-- Rows from a dataset --
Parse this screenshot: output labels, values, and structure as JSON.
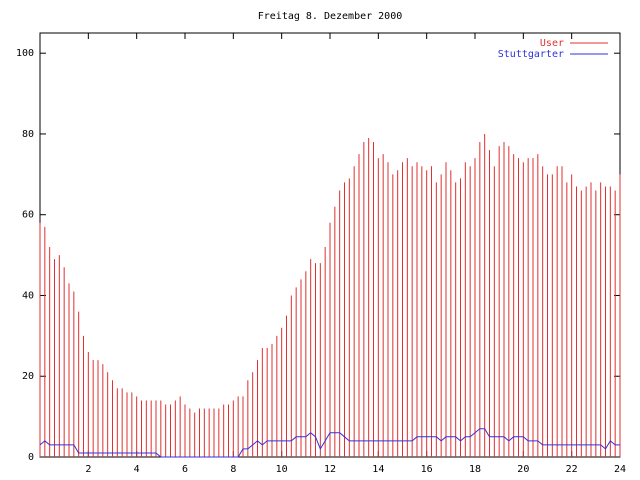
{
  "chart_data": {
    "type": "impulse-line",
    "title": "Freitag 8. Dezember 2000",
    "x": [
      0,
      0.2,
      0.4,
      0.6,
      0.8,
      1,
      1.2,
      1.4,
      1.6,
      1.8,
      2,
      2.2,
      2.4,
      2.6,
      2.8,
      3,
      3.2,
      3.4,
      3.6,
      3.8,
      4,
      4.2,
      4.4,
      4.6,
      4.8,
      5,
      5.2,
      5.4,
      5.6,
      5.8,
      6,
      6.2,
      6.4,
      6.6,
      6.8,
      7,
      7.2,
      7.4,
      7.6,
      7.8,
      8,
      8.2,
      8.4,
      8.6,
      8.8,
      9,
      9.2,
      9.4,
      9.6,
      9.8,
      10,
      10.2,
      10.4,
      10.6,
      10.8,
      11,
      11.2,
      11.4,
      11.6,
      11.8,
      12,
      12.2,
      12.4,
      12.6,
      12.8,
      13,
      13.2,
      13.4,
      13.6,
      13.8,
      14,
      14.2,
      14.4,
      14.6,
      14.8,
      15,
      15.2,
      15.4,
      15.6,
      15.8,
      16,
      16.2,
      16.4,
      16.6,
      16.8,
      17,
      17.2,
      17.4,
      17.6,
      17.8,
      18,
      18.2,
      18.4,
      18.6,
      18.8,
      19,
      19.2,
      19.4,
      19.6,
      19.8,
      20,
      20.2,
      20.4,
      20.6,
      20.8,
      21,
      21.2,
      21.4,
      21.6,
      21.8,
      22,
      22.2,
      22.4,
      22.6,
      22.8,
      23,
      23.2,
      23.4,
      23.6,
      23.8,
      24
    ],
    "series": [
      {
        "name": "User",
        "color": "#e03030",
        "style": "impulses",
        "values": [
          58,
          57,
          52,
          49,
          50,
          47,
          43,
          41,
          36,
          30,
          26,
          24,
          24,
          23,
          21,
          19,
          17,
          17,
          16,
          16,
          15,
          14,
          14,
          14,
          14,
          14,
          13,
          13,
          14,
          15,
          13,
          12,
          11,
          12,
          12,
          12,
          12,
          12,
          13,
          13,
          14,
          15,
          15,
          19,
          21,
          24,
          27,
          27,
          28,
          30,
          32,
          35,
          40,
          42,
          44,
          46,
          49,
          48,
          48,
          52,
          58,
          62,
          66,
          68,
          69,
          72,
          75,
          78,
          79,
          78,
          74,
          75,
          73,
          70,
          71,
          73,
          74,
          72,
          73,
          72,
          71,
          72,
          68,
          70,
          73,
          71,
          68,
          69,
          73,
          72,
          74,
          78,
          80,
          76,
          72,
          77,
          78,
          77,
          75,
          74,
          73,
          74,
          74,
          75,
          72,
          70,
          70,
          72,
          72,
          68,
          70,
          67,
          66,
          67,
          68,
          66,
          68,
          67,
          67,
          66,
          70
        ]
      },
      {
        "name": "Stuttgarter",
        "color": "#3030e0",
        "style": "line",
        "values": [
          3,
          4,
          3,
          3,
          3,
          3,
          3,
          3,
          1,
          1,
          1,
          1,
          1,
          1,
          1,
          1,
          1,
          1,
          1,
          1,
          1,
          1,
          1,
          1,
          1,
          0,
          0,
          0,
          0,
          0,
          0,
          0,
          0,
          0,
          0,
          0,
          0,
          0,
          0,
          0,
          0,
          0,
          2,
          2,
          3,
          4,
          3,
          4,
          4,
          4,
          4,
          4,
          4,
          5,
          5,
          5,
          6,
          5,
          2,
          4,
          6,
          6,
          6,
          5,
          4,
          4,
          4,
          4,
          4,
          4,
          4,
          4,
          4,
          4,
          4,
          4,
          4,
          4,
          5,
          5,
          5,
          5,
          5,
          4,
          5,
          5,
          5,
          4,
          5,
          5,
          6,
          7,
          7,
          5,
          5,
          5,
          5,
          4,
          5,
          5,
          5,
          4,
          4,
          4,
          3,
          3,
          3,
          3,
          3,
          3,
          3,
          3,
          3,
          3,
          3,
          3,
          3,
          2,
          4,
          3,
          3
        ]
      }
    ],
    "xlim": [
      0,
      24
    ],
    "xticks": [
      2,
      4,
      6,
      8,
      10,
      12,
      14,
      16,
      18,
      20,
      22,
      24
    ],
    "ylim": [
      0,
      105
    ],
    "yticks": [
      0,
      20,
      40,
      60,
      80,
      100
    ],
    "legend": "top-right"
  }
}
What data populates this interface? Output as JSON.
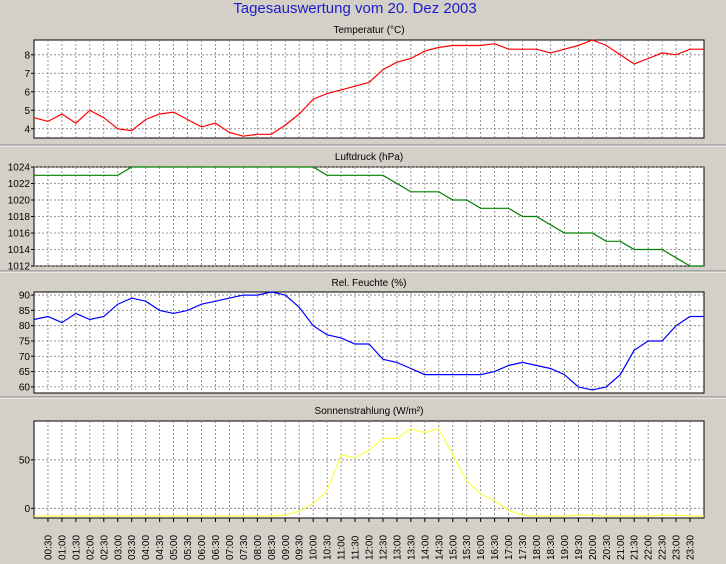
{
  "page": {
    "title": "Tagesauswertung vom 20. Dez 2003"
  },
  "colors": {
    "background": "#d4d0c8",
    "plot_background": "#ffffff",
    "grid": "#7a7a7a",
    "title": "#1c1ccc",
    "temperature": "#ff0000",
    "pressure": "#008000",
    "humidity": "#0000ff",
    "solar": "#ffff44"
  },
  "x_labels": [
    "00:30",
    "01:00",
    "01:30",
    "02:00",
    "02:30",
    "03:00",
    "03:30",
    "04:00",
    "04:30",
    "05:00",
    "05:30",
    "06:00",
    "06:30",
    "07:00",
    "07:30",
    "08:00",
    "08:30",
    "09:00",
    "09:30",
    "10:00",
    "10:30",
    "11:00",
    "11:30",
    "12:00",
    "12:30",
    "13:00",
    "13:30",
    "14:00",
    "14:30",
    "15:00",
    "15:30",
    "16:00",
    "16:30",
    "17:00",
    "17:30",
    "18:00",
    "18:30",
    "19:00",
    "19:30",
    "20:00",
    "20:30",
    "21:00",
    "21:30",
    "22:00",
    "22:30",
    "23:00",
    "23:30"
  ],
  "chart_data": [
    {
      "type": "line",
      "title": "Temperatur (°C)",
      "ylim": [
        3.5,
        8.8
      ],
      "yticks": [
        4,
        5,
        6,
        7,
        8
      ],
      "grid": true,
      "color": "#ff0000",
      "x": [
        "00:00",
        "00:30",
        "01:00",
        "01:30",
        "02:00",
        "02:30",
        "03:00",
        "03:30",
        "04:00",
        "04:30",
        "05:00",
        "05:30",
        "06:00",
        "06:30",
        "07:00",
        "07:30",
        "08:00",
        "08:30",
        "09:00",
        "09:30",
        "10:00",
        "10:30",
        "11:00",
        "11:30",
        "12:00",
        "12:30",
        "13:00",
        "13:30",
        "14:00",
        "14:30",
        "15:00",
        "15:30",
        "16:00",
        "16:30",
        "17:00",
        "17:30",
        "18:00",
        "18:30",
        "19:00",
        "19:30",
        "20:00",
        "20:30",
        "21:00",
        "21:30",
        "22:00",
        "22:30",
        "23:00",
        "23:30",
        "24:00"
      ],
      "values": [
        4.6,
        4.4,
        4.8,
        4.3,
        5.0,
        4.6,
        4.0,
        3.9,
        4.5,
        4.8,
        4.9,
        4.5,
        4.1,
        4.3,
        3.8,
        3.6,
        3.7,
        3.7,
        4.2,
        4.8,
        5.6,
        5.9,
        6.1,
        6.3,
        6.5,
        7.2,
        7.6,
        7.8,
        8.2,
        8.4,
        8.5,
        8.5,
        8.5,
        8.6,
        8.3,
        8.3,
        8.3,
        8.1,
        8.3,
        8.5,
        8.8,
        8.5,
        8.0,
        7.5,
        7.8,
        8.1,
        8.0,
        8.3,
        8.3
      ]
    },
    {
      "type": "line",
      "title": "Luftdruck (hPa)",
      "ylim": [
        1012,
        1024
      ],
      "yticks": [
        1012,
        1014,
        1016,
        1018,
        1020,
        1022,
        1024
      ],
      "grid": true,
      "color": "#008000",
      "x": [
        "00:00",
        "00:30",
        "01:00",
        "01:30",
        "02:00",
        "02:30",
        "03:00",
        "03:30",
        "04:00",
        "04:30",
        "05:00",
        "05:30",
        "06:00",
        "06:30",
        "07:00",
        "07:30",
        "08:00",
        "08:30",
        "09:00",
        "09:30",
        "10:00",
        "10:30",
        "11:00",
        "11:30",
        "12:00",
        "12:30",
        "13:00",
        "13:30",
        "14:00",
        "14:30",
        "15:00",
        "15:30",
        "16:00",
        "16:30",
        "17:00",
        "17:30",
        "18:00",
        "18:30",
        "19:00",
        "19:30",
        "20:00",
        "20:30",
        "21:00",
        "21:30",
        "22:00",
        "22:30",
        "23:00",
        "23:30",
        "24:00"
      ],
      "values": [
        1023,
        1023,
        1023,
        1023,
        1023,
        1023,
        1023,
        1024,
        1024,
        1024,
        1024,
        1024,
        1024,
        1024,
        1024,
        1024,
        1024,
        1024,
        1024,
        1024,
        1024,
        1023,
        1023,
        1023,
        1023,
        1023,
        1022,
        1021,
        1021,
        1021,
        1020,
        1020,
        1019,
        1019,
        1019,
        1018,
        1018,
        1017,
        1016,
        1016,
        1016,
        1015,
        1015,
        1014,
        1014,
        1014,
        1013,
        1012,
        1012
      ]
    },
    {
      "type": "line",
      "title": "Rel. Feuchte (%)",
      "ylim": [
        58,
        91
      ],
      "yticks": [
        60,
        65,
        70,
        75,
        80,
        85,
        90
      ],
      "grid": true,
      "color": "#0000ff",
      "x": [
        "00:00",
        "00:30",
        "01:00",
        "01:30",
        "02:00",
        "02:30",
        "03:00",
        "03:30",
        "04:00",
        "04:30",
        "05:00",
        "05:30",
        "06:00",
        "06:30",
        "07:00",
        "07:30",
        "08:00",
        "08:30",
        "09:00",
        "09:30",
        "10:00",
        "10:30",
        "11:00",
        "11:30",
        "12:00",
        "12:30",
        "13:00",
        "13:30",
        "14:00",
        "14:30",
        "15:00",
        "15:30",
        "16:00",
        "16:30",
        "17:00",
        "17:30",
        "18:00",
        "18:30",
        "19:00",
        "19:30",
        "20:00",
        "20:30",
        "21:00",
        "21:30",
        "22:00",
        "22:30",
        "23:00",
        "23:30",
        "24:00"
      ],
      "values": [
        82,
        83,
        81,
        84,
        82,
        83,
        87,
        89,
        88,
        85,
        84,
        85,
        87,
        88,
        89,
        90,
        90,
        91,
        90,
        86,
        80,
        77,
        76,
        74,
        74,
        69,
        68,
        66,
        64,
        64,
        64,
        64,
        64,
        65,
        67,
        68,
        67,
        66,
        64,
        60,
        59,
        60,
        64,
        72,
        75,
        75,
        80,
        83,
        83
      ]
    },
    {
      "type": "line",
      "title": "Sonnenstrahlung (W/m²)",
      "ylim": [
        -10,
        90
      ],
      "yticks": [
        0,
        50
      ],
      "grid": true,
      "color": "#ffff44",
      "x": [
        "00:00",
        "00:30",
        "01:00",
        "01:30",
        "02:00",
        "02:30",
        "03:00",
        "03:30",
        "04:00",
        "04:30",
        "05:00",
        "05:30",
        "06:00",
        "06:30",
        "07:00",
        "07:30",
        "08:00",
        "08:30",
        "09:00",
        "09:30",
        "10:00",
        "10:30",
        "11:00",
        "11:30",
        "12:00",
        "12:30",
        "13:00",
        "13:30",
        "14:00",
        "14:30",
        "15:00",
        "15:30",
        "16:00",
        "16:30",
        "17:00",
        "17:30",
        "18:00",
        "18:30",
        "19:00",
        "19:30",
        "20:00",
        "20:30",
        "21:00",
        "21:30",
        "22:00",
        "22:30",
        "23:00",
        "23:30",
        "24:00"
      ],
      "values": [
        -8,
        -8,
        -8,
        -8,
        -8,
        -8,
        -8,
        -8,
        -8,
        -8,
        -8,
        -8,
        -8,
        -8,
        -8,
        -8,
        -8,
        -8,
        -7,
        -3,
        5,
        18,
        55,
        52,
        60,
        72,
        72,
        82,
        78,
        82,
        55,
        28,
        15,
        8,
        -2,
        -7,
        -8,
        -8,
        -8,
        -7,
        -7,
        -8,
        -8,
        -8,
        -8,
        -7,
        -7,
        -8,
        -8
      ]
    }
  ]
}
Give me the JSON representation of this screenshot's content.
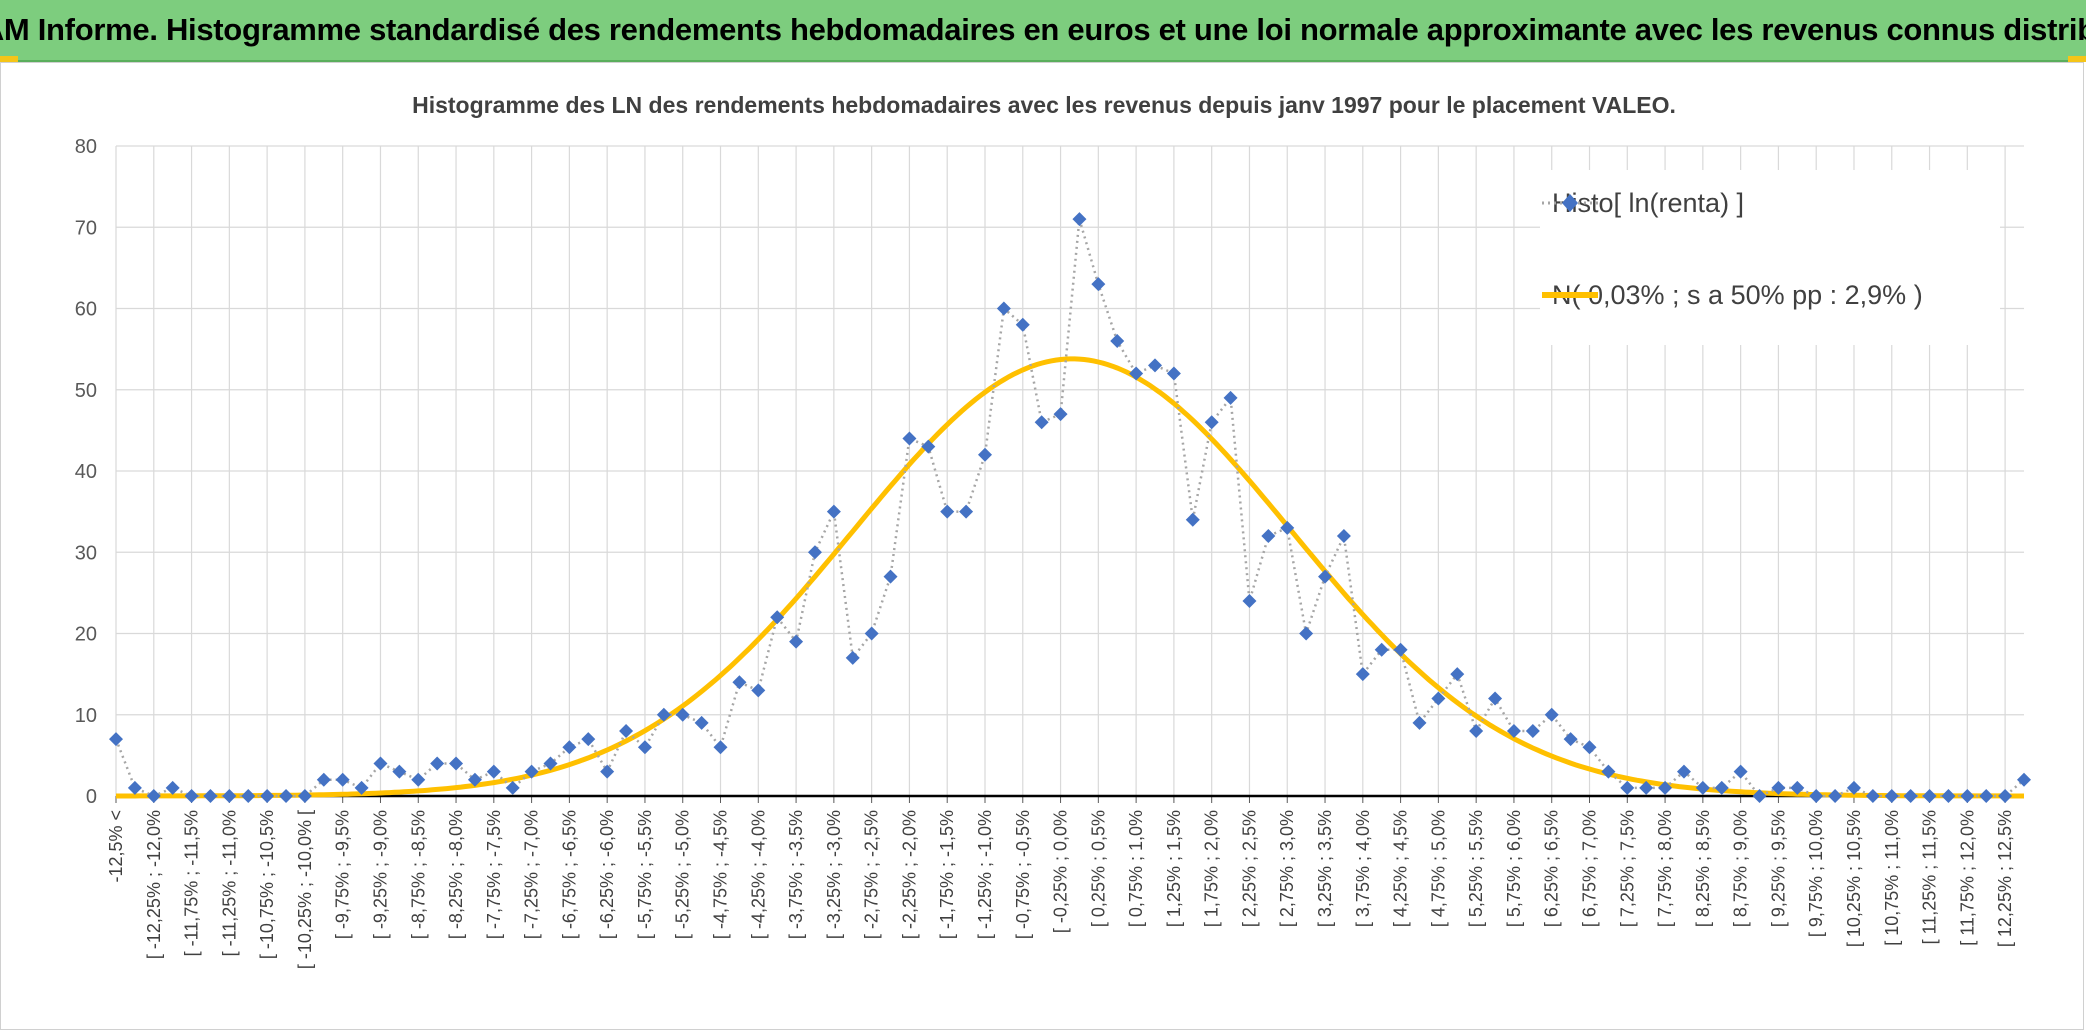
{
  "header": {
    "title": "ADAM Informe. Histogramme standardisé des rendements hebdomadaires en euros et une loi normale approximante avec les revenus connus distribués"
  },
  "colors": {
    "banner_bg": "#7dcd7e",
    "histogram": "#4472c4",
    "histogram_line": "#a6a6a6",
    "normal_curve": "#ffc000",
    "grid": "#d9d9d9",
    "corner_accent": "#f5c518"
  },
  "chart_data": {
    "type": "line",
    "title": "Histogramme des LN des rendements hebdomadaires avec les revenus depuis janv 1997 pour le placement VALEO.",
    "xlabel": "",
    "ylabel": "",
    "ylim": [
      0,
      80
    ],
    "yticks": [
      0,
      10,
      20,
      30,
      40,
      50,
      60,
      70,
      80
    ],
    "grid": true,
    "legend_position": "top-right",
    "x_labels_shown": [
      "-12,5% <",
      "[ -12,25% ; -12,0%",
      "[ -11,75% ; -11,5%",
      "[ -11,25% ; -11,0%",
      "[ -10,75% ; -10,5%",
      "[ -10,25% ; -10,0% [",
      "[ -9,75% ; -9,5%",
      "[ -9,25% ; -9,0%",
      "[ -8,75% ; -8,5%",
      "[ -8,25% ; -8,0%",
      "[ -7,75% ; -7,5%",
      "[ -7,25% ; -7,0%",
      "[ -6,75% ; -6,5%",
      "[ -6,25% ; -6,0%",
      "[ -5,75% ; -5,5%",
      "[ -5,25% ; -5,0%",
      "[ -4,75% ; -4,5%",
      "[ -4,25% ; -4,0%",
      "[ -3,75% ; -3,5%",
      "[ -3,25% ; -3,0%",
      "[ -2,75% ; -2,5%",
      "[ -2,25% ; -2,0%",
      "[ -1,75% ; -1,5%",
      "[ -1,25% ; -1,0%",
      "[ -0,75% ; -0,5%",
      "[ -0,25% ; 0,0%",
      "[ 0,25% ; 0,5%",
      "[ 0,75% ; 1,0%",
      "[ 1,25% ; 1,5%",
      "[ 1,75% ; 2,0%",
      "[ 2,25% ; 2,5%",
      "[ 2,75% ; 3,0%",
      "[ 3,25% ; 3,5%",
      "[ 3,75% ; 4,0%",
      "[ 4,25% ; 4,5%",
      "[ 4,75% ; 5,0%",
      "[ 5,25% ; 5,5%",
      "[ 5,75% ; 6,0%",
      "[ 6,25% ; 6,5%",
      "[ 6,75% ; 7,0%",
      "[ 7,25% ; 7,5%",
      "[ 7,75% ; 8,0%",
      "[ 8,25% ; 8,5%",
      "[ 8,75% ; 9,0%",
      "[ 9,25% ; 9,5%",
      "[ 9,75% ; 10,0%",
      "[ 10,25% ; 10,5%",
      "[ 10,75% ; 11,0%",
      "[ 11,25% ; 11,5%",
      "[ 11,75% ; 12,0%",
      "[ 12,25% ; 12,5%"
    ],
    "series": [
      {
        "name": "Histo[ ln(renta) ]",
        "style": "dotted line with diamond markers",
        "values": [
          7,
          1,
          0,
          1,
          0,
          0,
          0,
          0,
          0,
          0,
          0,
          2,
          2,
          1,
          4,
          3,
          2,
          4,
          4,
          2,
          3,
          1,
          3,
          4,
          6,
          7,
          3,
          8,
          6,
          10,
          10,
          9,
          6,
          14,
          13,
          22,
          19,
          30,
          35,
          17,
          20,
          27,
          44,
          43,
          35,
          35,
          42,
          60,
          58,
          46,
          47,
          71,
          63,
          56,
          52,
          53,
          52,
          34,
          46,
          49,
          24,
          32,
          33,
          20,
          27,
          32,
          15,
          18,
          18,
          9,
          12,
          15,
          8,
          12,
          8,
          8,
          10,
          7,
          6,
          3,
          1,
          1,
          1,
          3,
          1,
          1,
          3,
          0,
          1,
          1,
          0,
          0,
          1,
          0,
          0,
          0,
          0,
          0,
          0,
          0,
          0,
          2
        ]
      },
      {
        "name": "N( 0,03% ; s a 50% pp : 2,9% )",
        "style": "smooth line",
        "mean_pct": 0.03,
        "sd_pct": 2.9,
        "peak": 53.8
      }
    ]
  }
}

-- What needs to be done --
What is the number of lines in the records above that include the word "rendements"? Reply with that number and nothing more.

-- Solved problem --
2